EXERCISE TASK: Would you retype all of these records exactly?

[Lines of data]
______
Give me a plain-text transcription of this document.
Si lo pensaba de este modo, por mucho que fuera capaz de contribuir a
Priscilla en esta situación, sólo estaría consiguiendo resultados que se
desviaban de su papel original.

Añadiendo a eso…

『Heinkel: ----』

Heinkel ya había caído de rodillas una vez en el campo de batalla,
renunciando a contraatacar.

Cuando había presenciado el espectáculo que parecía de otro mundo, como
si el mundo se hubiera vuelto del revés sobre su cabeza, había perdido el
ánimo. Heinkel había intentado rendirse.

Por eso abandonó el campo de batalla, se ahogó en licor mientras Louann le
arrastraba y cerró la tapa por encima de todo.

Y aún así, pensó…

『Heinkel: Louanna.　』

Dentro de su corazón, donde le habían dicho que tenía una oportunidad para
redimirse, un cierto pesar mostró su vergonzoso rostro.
______
FINAL RESULT:
Give me a plain-text transcription of this document.
Si lo pensaba de este modo, por mucho que fuera capaz de contribuir a
Priscilla en esta situación, sólo estaría consiguiendo resultados que se
desviaban de su papel original.

Añadiendo a eso…

『Heinkel: ----』

Heinkel ya había caído de rodillas una vez en el campo de batalla,
renunciando a contraatacar.

Cuando había presenciado el espectáculo que parecía de otro mundo, como
si el mundo se hubiera vuelto del revés sobre su cabeza, había perdido el
ánimo. Heinkel había intentado rendirse.

Por eso abandonó el campo de batalla, se ahogó en licor mientras Louann le
arrastraba y cerró la tapa por encima de todo.

Y aún así, pensó…

『Heinkel: Louanna.　』

Dentro de su corazón, donde le habían dicho que tenía una oportunidad para
redimirse, un cierto pesar mostró su vergonzoso rostro.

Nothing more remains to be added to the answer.